> _Aim of the exercise_
Without the images, write out the whole listing exactly.

=======

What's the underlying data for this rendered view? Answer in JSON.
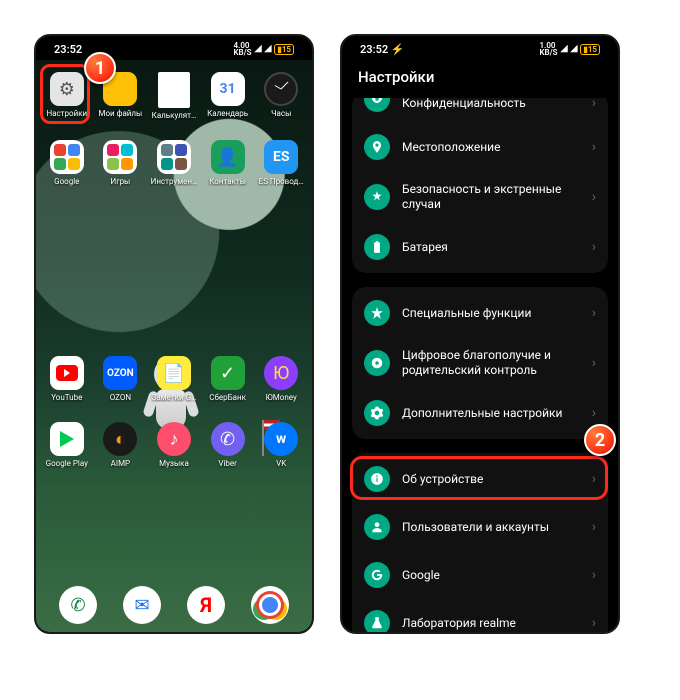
{
  "annotations": {
    "step1": "1",
    "step2": "2"
  },
  "statusbar": {
    "time1": "23:52",
    "time2": "23:52",
    "net_speed1": "4.00",
    "net_speed2": "1.00",
    "net_unit": "KB/S",
    "battery": "15"
  },
  "home": {
    "row1": [
      {
        "name": "settings",
        "label": "Настройки"
      },
      {
        "name": "files",
        "label": "Мои файлы"
      },
      {
        "name": "calculator",
        "label": "Калькулят…"
      },
      {
        "name": "calendar",
        "label": "Календарь",
        "num": "31"
      },
      {
        "name": "clock",
        "label": "Часы"
      }
    ],
    "row2": [
      {
        "name": "google-folder",
        "label": "Google"
      },
      {
        "name": "games-folder",
        "label": "Игры"
      },
      {
        "name": "tools-folder",
        "label": "Инструмен…"
      },
      {
        "name": "contacts",
        "label": "Контакты"
      },
      {
        "name": "es",
        "label": "ES Провод…",
        "text": "ES"
      }
    ],
    "row3": [
      {
        "name": "youtube",
        "label": "YouTube"
      },
      {
        "name": "ozon",
        "label": "OZON",
        "text": "OZON"
      },
      {
        "name": "notes",
        "label": "Заметки G…"
      },
      {
        "name": "sber",
        "label": "СберБанк"
      },
      {
        "name": "yoomoney",
        "label": "ЮMoney",
        "text": "Ю"
      }
    ],
    "row4": [
      {
        "name": "play",
        "label": "Google Play"
      },
      {
        "name": "aimp",
        "label": "AIMP"
      },
      {
        "name": "music",
        "label": "Музыка"
      },
      {
        "name": "viber",
        "label": "Viber"
      },
      {
        "name": "vk",
        "label": "VK",
        "text": "w"
      }
    ],
    "dock": [
      {
        "name": "phone"
      },
      {
        "name": "messages"
      },
      {
        "name": "yandex",
        "text": "Я"
      },
      {
        "name": "chrome"
      }
    ]
  },
  "settings": {
    "title": "Настройки",
    "group1": [
      {
        "name": "privacy",
        "label": "Конфиденциальность",
        "icon": "eye"
      },
      {
        "name": "location",
        "label": "Местоположение",
        "icon": "pin"
      },
      {
        "name": "security",
        "label": "Безопасность и экстренные случаи",
        "icon": "asterisk"
      },
      {
        "name": "battery",
        "label": "Батарея",
        "icon": "battery"
      }
    ],
    "group2": [
      {
        "name": "special",
        "label": "Специальные функции",
        "icon": "star"
      },
      {
        "name": "wellbeing",
        "label": "Цифровое благополучие и родительский контроль",
        "icon": "wellbeing"
      },
      {
        "name": "additional",
        "label": "Дополнительные настройки",
        "icon": "gear"
      }
    ],
    "group3": [
      {
        "name": "about",
        "label": "Об устройстве",
        "icon": "info"
      },
      {
        "name": "users",
        "label": "Пользователи и аккаунты",
        "icon": "user"
      },
      {
        "name": "google",
        "label": "Google",
        "icon": "g"
      },
      {
        "name": "lab",
        "label": "Лаборатория realme",
        "icon": "flask"
      }
    ]
  }
}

=======

> _Answer to this exercise_
What's the underlying data for this rendered view? Answer in JSON.
{
  "annotations": {
    "step1": "1",
    "step2": "2"
  },
  "statusbar": {
    "time1": "23:52",
    "time2": "23:52",
    "net_speed1": "4.00",
    "net_speed2": "1.00",
    "net_unit": "KB/S",
    "battery": "15"
  },
  "home": {
    "row1": [
      {
        "name": "settings",
        "label": "Настройки"
      },
      {
        "name": "files",
        "label": "Мои файлы"
      },
      {
        "name": "calculator",
        "label": "Калькулят…"
      },
      {
        "name": "calendar",
        "label": "Календарь",
        "num": "31"
      },
      {
        "name": "clock",
        "label": "Часы"
      }
    ],
    "row2": [
      {
        "name": "google-folder",
        "label": "Google"
      },
      {
        "name": "games-folder",
        "label": "Игры"
      },
      {
        "name": "tools-folder",
        "label": "Инструмен…"
      },
      {
        "name": "contacts",
        "label": "Контакты"
      },
      {
        "name": "es",
        "label": "ES Провод…",
        "text": "ES"
      }
    ],
    "row3": [
      {
        "name": "youtube",
        "label": "YouTube"
      },
      {
        "name": "ozon",
        "label": "OZON",
        "text": "OZON"
      },
      {
        "name": "notes",
        "label": "Заметки G…"
      },
      {
        "name": "sber",
        "label": "СберБанк"
      },
      {
        "name": "yoomoney",
        "label": "ЮMoney",
        "text": "Ю"
      }
    ],
    "row4": [
      {
        "name": "play",
        "label": "Google Play"
      },
      {
        "name": "aimp",
        "label": "AIMP"
      },
      {
        "name": "music",
        "label": "Музыка"
      },
      {
        "name": "viber",
        "label": "Viber"
      },
      {
        "name": "vk",
        "label": "VK",
        "text": "w"
      }
    ],
    "dock": [
      {
        "name": "phone"
      },
      {
        "name": "messages"
      },
      {
        "name": "yandex",
        "text": "Я"
      },
      {
        "name": "chrome"
      }
    ]
  },
  "settings": {
    "title": "Настройки",
    "group1": [
      {
        "name": "privacy",
        "label": "Конфиденциальность",
        "icon": "eye"
      },
      {
        "name": "location",
        "label": "Местоположение",
        "icon": "pin"
      },
      {
        "name": "security",
        "label": "Безопасность и экстренные случаи",
        "icon": "asterisk"
      },
      {
        "name": "battery",
        "label": "Батарея",
        "icon": "battery"
      }
    ],
    "group2": [
      {
        "name": "special",
        "label": "Специальные функции",
        "icon": "star"
      },
      {
        "name": "wellbeing",
        "label": "Цифровое благополучие и родительский контроль",
        "icon": "wellbeing"
      },
      {
        "name": "additional",
        "label": "Дополнительные настройки",
        "icon": "gear"
      }
    ],
    "group3": [
      {
        "name": "about",
        "label": "Об устройстве",
        "icon": "info"
      },
      {
        "name": "users",
        "label": "Пользователи и аккаунты",
        "icon": "user"
      },
      {
        "name": "google",
        "label": "Google",
        "icon": "g"
      },
      {
        "name": "lab",
        "label": "Лаборатория realme",
        "icon": "flask"
      }
    ]
  }
}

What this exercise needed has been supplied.